[Exercise description] Work out how many lines of the records contain "Respage". Answer with the number and nothing else.

* begin Given entries *

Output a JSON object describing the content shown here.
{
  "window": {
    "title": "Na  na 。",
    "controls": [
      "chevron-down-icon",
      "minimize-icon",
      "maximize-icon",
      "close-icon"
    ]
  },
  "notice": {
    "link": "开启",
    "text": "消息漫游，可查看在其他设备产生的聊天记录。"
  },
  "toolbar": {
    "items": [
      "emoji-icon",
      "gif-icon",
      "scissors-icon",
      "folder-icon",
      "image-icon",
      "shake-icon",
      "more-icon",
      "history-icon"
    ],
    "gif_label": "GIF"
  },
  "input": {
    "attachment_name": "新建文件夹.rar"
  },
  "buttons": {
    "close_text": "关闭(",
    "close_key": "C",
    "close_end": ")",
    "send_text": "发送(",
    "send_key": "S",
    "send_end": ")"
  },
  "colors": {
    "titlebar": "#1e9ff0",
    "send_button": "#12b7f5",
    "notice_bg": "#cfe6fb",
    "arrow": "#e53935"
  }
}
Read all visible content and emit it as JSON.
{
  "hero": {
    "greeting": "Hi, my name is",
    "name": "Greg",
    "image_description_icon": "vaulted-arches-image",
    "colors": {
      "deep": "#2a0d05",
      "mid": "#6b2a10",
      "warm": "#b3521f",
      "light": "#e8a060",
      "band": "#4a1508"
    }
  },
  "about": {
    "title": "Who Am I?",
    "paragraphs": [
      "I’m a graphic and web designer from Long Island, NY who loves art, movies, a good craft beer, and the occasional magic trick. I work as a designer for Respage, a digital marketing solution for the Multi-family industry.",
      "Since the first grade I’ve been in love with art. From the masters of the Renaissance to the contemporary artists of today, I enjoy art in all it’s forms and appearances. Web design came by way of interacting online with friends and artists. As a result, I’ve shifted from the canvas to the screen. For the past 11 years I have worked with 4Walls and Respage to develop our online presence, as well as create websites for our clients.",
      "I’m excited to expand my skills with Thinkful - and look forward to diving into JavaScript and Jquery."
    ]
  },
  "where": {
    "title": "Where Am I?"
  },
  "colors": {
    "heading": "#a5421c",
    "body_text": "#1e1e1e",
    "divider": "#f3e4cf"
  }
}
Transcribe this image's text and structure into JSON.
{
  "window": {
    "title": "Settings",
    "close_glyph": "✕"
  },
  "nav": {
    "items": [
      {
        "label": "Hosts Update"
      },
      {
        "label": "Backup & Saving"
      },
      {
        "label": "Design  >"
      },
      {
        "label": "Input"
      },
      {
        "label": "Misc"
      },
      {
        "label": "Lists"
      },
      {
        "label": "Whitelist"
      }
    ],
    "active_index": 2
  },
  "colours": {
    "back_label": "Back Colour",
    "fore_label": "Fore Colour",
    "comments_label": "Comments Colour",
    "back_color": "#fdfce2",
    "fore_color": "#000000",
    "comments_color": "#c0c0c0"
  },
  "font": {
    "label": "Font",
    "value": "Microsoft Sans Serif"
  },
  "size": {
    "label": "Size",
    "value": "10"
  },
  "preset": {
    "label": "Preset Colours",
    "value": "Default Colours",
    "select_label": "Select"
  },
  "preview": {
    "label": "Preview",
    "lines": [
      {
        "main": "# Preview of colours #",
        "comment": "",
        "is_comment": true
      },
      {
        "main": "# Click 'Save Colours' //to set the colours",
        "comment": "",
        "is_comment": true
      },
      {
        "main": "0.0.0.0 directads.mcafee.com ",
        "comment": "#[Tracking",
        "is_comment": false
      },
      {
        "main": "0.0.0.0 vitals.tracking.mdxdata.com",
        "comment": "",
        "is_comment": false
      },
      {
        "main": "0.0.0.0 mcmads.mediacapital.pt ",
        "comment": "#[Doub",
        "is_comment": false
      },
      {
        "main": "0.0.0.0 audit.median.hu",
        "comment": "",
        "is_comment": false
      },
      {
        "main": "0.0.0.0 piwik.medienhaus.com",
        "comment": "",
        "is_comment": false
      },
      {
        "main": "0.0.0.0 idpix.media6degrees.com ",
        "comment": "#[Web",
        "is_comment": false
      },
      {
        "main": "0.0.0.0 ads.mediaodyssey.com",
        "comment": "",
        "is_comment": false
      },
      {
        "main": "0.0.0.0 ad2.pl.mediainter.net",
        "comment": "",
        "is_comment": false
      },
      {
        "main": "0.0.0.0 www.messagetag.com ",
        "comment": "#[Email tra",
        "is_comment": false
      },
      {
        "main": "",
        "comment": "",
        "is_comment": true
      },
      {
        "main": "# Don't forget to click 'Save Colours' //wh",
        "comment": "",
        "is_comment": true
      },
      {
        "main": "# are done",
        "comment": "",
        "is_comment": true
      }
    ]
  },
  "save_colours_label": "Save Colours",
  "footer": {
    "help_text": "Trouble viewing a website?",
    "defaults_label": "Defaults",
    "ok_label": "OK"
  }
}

* end Given entries *

[Written answer] 2